» Task to carry out
Go line by line through the listing below and copy those that hold "Time".

» The data
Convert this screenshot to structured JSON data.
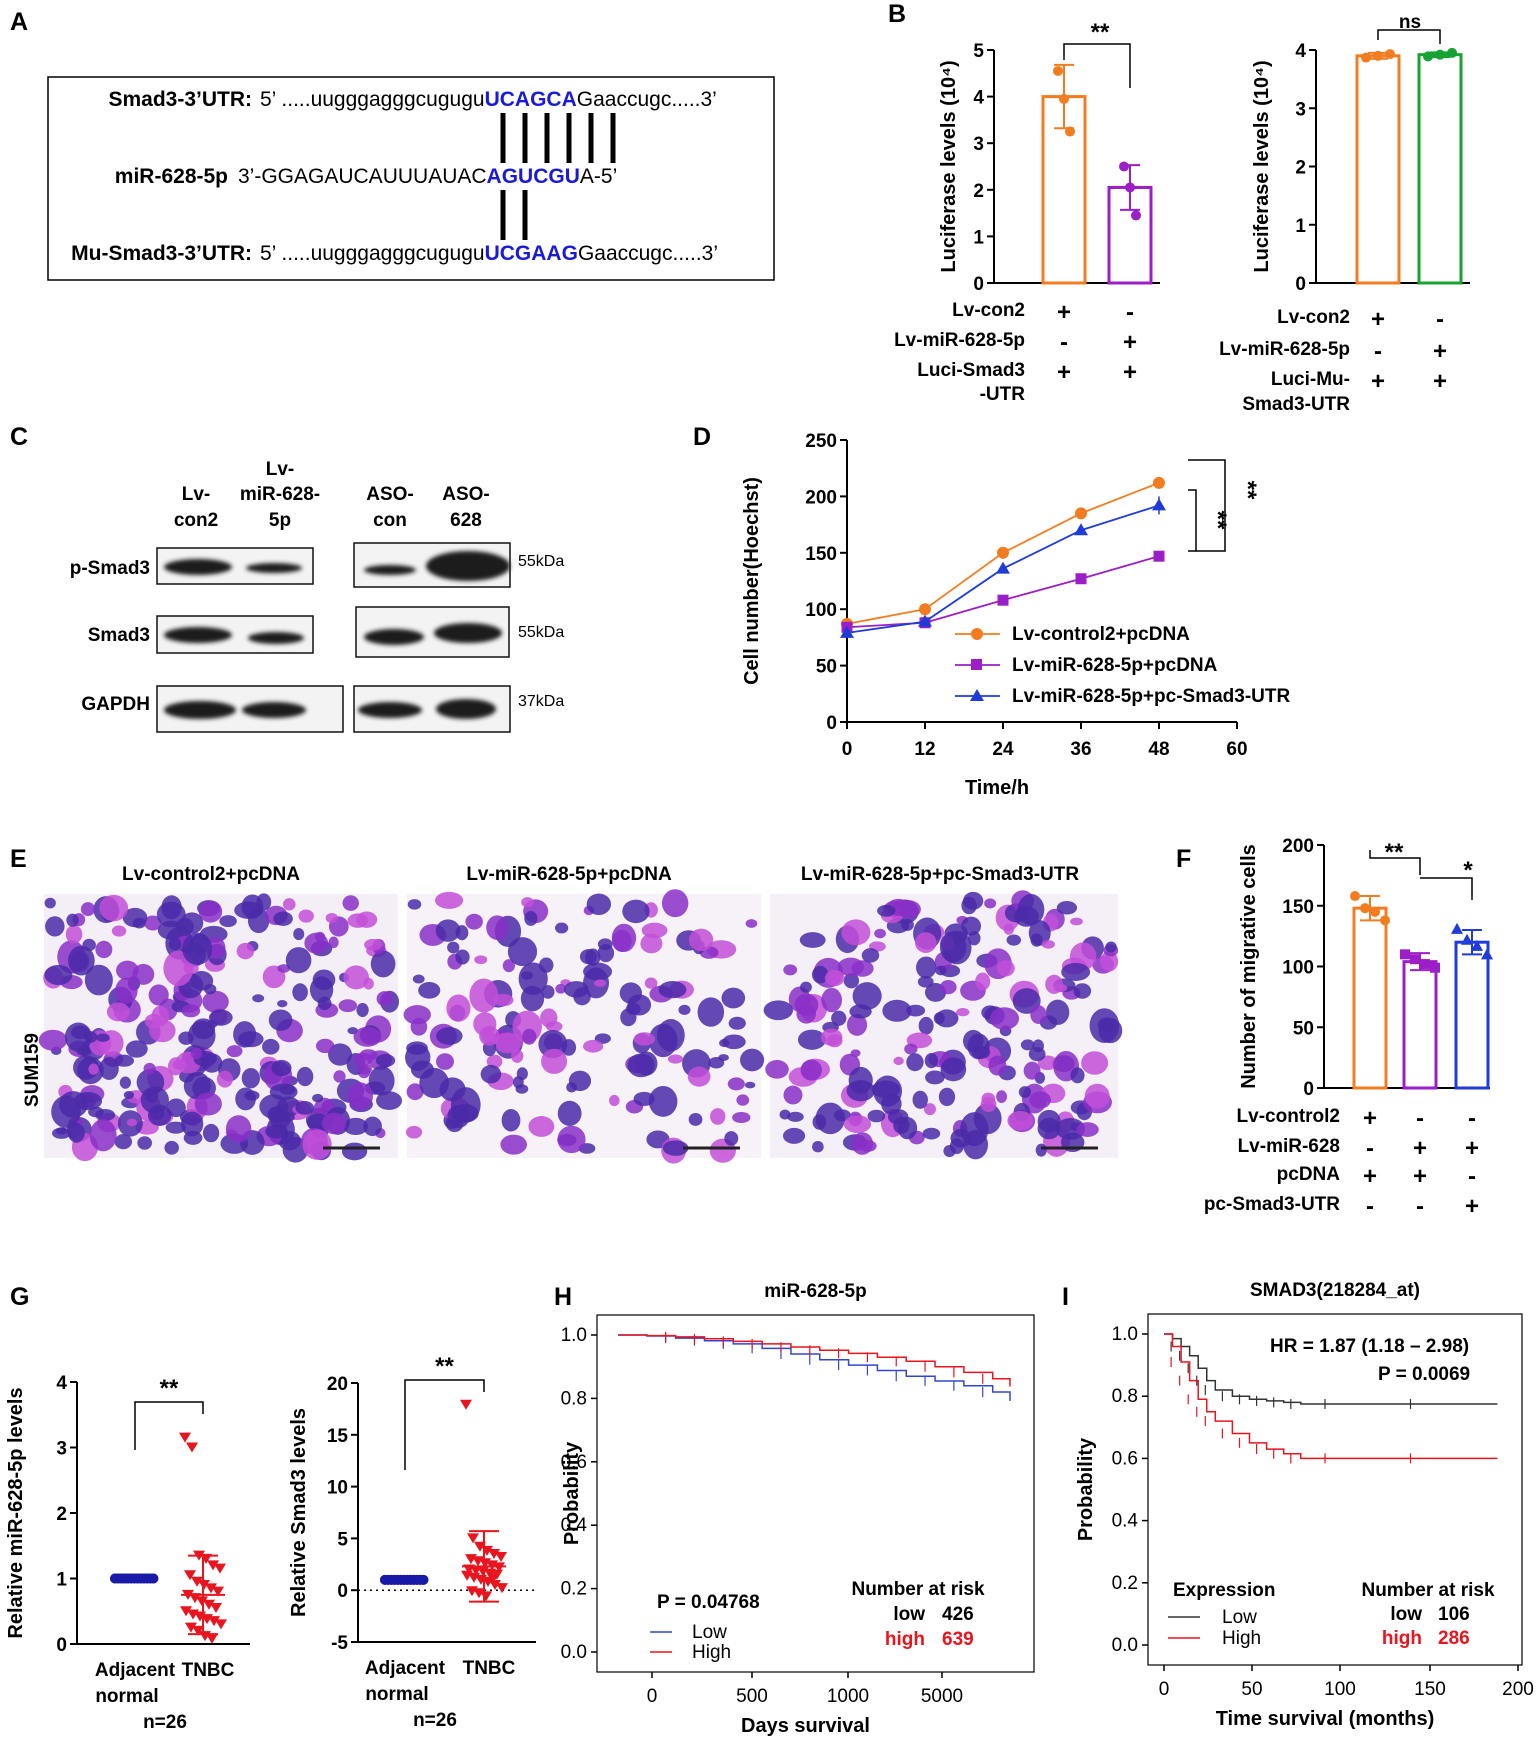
{
  "panels": [
    "A",
    "B",
    "C",
    "D",
    "E",
    "F",
    "G",
    "H",
    "I"
  ],
  "colors": {
    "orange": "#f47c20",
    "purple": "#9b1ec8",
    "green": "#16a332",
    "blue": "#1f3cd8",
    "red": "#e8141e",
    "navy": "#1a1adc",
    "gray": "#444444"
  },
  "panelA": {
    "rows": [
      {
        "label": "Smad3-3’UTR:",
        "left": "5’ .....uugggagggcugugu",
        "site": "UCAGCA",
        "right": "Gaaccugc.....3’"
      },
      {
        "label": "miR-628-5p",
        "left": "3’-GGAGAUCAUUUAUAC",
        "site": "AGUCGU",
        "right": "A-5’"
      },
      {
        "label": "Mu-Smad3-3’UTR:",
        "left": "5’ .....uugggagggcugugu",
        "site": "UCGAAG",
        "right": "Gaaccugc.....3’"
      }
    ]
  },
  "panelC": {
    "left_lanes": [
      [
        "Lv-",
        "con2"
      ],
      [
        "Lv-",
        "miR-628-",
        "5p"
      ]
    ],
    "right_lanes": [
      [
        "ASO-",
        "con"
      ],
      [
        "ASO-",
        "628"
      ]
    ],
    "rows": [
      "p-Smad3",
      "Smad3",
      "GAPDH"
    ],
    "kda": [
      "55kDa",
      "55kDa",
      "37kDa"
    ]
  },
  "panelE": {
    "titles": [
      "Lv-control2+pcDNA",
      "Lv-miR-628-5p+pcDNA",
      "Lv-miR-628-5p+pc-Smad3-UTR"
    ],
    "side_label": "SUM159"
  },
  "chart_data": [
    {
      "id": "B1",
      "type": "bar",
      "ylabel": "Luciferase levels (10⁴)",
      "ylim": [
        0,
        5
      ],
      "yticks": [
        "0",
        "1",
        "2",
        "3",
        "4",
        "5"
      ],
      "values": [
        4.0,
        2.05
      ],
      "errors": [
        0.68,
        0.48
      ],
      "points": [
        [
          4.55,
          3.95,
          3.25
        ],
        [
          2.5,
          2.05,
          1.45
        ]
      ],
      "colors": [
        "#f47c20",
        "#9b1ec8"
      ],
      "significance": "**",
      "conditions": [
        {
          "label": "Lv-con2",
          "signs": [
            "+",
            "-"
          ]
        },
        {
          "label": "Lv-miR-628-5p",
          "signs": [
            "-",
            "+"
          ]
        },
        {
          "label": "Luci-Smad3",
          "signs": [
            "+",
            "+"
          ]
        },
        {
          "label": "-UTR",
          "signs": [
            "",
            ""
          ]
        }
      ]
    },
    {
      "id": "B2",
      "type": "bar",
      "ylabel": "Luciferase levels (10⁴)",
      "ylim": [
        0,
        4
      ],
      "yticks": [
        "0",
        "1",
        "2",
        "3",
        "4"
      ],
      "values": [
        3.9,
        3.92
      ],
      "errors": [
        0.05,
        0.04
      ],
      "points": [
        [
          3.87,
          3.9,
          3.93
        ],
        [
          3.89,
          3.92,
          3.95
        ]
      ],
      "colors": [
        "#f47c20",
        "#16a332"
      ],
      "significance": "ns",
      "conditions": [
        {
          "label": "Lv-con2",
          "signs": [
            "+",
            "-"
          ]
        },
        {
          "label": "Lv-miR-628-5p",
          "signs": [
            "-",
            "+"
          ]
        },
        {
          "label": "Luci-Mu-",
          "signs": [
            "+",
            "+"
          ]
        },
        {
          "label": "Smad3-UTR",
          "signs": [
            "",
            ""
          ]
        }
      ]
    },
    {
      "id": "D",
      "type": "line",
      "xlabel": "Time/h",
      "ylabel": "Cell number(Hoechst)",
      "xlim": [
        0,
        60
      ],
      "ylim": [
        0,
        250
      ],
      "xticks": [
        "0",
        "12",
        "24",
        "36",
        "48",
        "60"
      ],
      "yticks": [
        "0",
        "50",
        "100",
        "150",
        "200",
        "250"
      ],
      "x": [
        0,
        12,
        24,
        36,
        48
      ],
      "series": [
        {
          "name": "Lv-control2+pcDNA",
          "values": [
            87,
            100,
            150,
            185,
            212
          ],
          "color": "#f47c20",
          "marker": "circle"
        },
        {
          "name": "Lv-miR-628-5p+pcDNA",
          "values": [
            84,
            88,
            108,
            127,
            147
          ],
          "color": "#9b1ec8",
          "marker": "square"
        },
        {
          "name": "Lv-miR-628-5p+pc-Smad3-UTR",
          "values": [
            79,
            89,
            136,
            170,
            192
          ],
          "color": "#1f3cd8",
          "marker": "triangle"
        }
      ],
      "significance": [
        "**",
        "**"
      ]
    },
    {
      "id": "F",
      "type": "bar",
      "ylabel": "Number of migrative cells",
      "ylim": [
        0,
        200
      ],
      "yticks": [
        "0",
        "50",
        "100",
        "150",
        "200"
      ],
      "values": [
        148,
        104,
        120
      ],
      "errors": [
        10,
        7,
        10
      ],
      "points": [
        [
          158,
          148,
          145,
          138
        ],
        [
          110,
          106,
          102,
          99
        ],
        [
          131,
          122,
          117,
          110
        ]
      ],
      "colors": [
        "#f47c20",
        "#9b1ec8",
        "#1f3cd8"
      ],
      "significance": [
        "**",
        "*"
      ],
      "conditions": [
        {
          "label": "Lv-control2",
          "signs": [
            "+",
            "-",
            "-"
          ]
        },
        {
          "label": "Lv-miR-628",
          "signs": [
            "-",
            "+",
            "+"
          ]
        },
        {
          "label": "pcDNA",
          "signs": [
            "+",
            "+",
            "-"
          ]
        },
        {
          "label": "pc-Smad3-UTR",
          "signs": [
            "-",
            "-",
            "+"
          ]
        }
      ]
    },
    {
      "id": "G1",
      "type": "scatter",
      "ylabel": "Relative miR-628-5p levels",
      "ylim": [
        0,
        4
      ],
      "yticks": [
        "0",
        "1",
        "2",
        "3",
        "4"
      ],
      "categories": [
        "Adjacent",
        "normal",
        "TNBC"
      ],
      "n_label": "n=26",
      "significance": "**",
      "adjacent_values": [
        1,
        1,
        1,
        1,
        1,
        1,
        1,
        1,
        1,
        1,
        1,
        1,
        1,
        1,
        1,
        1,
        1,
        1,
        1,
        1,
        1,
        1,
        1,
        1,
        1,
        1
      ],
      "tnbc_values": [
        3.15,
        3.0,
        1.35,
        1.3,
        1.2,
        1.15,
        1.05,
        0.95,
        0.9,
        0.85,
        0.8,
        0.75,
        0.7,
        0.65,
        0.6,
        0.55,
        0.5,
        0.45,
        0.42,
        0.38,
        0.35,
        0.3,
        0.25,
        0.2,
        0.12,
        0.08
      ],
      "tnbc_mean": 0.75,
      "tnbc_sd": 0.6
    },
    {
      "id": "G2",
      "type": "scatter",
      "ylabel": "Relative Smad3 levels",
      "ylim": [
        -5,
        20
      ],
      "yticks": [
        "-5",
        "0",
        "5",
        "10",
        "15",
        "20"
      ],
      "categories": [
        "Adjacent",
        "normal",
        "TNBC"
      ],
      "n_label": "n=26",
      "significance": "**",
      "adjacent_values": [
        1,
        1,
        1,
        1,
        1,
        1,
        1,
        1,
        1,
        1,
        1,
        1,
        1,
        1,
        1,
        1,
        1,
        1,
        1,
        1,
        1,
        1,
        1,
        1,
        1,
        1
      ],
      "tnbc_values": [
        17.9,
        5.0,
        4.2,
        3.8,
        3.5,
        3.2,
        3.0,
        2.8,
        2.6,
        2.4,
        2.2,
        2.0,
        1.9,
        1.8,
        1.6,
        1.5,
        1.4,
        1.2,
        1.0,
        0.8,
        0.5,
        0.2,
        -0.1,
        -0.3,
        -0.6,
        1.1
      ],
      "tnbc_mean": 2.3,
      "tnbc_sd": 3.4
    },
    {
      "id": "H",
      "type": "line",
      "title": "miR-628-5p",
      "xlabel": "Days survival",
      "ylabel": "Probability",
      "xlim": [
        0,
        6800
      ],
      "ylim": [
        0,
        1
      ],
      "xticks": [
        "0",
        "500",
        "1000",
        "5000"
      ],
      "yticks": [
        "0.0",
        "0.2",
        "0.4",
        "0.6",
        "0.8",
        "1.0"
      ],
      "x": [
        0,
        500,
        1000,
        1500,
        2000,
        2500,
        3000,
        3500,
        4000,
        4500,
        5000,
        5500,
        6000,
        6500,
        6800
      ],
      "series": [
        {
          "name": "Low",
          "values": [
            1.0,
            0.997,
            0.99,
            0.982,
            0.972,
            0.958,
            0.94,
            0.922,
            0.905,
            0.888,
            0.87,
            0.855,
            0.84,
            0.82,
            0.792
          ],
          "color": "#3246d2"
        },
        {
          "name": "High",
          "values": [
            1.0,
            0.998,
            0.994,
            0.988,
            0.98,
            0.972,
            0.962,
            0.952,
            0.942,
            0.93,
            0.917,
            0.9,
            0.882,
            0.862,
            0.838
          ],
          "color": "#e8141e"
        }
      ],
      "pvalue": "P = 0.04768",
      "risk_title": "Number at risk",
      "risk": [
        {
          "group": "low",
          "n": "426"
        },
        {
          "group": "high",
          "n": "639"
        }
      ]
    },
    {
      "id": "I",
      "type": "line",
      "title": "SMAD3(218284_at)",
      "xlabel": "Time survival  (months)",
      "ylabel": "Probability",
      "xlim": [
        0,
        200
      ],
      "ylim": [
        0,
        1
      ],
      "xticks": [
        "0",
        "50",
        "100",
        "150",
        "200"
      ],
      "yticks": [
        "0.0",
        "0.2",
        "0.4",
        "0.6",
        "0.8",
        "1.0"
      ],
      "x": [
        0,
        5,
        10,
        15,
        20,
        25,
        30,
        40,
        50,
        60,
        70,
        80,
        100,
        150,
        195
      ],
      "series": [
        {
          "name": "Low",
          "values": [
            1.0,
            0.985,
            0.96,
            0.93,
            0.89,
            0.85,
            0.82,
            0.8,
            0.79,
            0.785,
            0.78,
            0.775,
            0.775,
            0.775,
            0.775
          ],
          "color": "#333333"
        },
        {
          "name": "High",
          "values": [
            1.0,
            0.96,
            0.91,
            0.85,
            0.79,
            0.75,
            0.72,
            0.68,
            0.65,
            0.63,
            0.615,
            0.6,
            0.6,
            0.6,
            0.6
          ],
          "color": "#e8141e"
        }
      ],
      "hr": "HR = 1.87 (1.18 – 2.98)",
      "pvalue": "P = 0.0069",
      "legend_title": "Expression",
      "risk_title": "Number at risk",
      "risk": [
        {
          "group": "low",
          "n": "106"
        },
        {
          "group": "high",
          "n": "286"
        }
      ]
    }
  ]
}
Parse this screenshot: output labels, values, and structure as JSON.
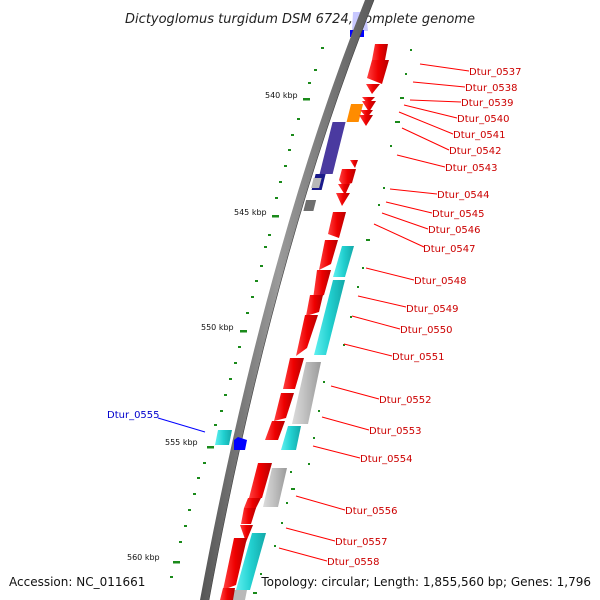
{
  "title": "Dictyoglomus turgidum DSM 6724, complete genome",
  "accession_text": "Accession: NC_011661",
  "topology_text": "Topology: circular; Length: 1,855,560 bp; Genes: 1,796",
  "colors": {
    "forward_cds": "#ff0000",
    "reverse_cds": "#0000ff",
    "label_forward": "#cc0000",
    "label_reverse": "#0000cc",
    "backbone": "#777777",
    "tick": "#1a8a1a",
    "cog_cyan": "#22d0d0",
    "cog_gray": "#b8b8b8",
    "cog_orange": "#ff8c00",
    "cog_purple": "#4a3aa0",
    "cog_navy": "#1a1a8a",
    "cog_darkgray": "#777777"
  },
  "scale_labels": [
    "540 kbp",
    "545 kbp",
    "550 kbp",
    "555 kbp",
    "560 kbp"
  ],
  "genes": [
    {
      "id": "Dtur_0537",
      "strand": "+"
    },
    {
      "id": "Dtur_0538",
      "strand": "+"
    },
    {
      "id": "Dtur_0539",
      "strand": "+"
    },
    {
      "id": "Dtur_0540",
      "strand": "+"
    },
    {
      "id": "Dtur_0541",
      "strand": "+"
    },
    {
      "id": "Dtur_0542",
      "strand": "+"
    },
    {
      "id": "Dtur_0543",
      "strand": "+"
    },
    {
      "id": "Dtur_0544",
      "strand": "+"
    },
    {
      "id": "Dtur_0545",
      "strand": "+"
    },
    {
      "id": "Dtur_0546",
      "strand": "+"
    },
    {
      "id": "Dtur_0547",
      "strand": "+"
    },
    {
      "id": "Dtur_0548",
      "strand": "+"
    },
    {
      "id": "Dtur_0549",
      "strand": "+"
    },
    {
      "id": "Dtur_0550",
      "strand": "+"
    },
    {
      "id": "Dtur_0551",
      "strand": "+"
    },
    {
      "id": "Dtur_0552",
      "strand": "+"
    },
    {
      "id": "Dtur_0553",
      "strand": "+"
    },
    {
      "id": "Dtur_0554",
      "strand": "+"
    },
    {
      "id": "Dtur_0555",
      "strand": "-"
    },
    {
      "id": "Dtur_0556",
      "strand": "+"
    },
    {
      "id": "Dtur_0557",
      "strand": "+"
    },
    {
      "id": "Dtur_0558",
      "strand": "+"
    }
  ]
}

» Result below
      "xlabel": "Time/h",
      "xlabel": "Time survival  (months)",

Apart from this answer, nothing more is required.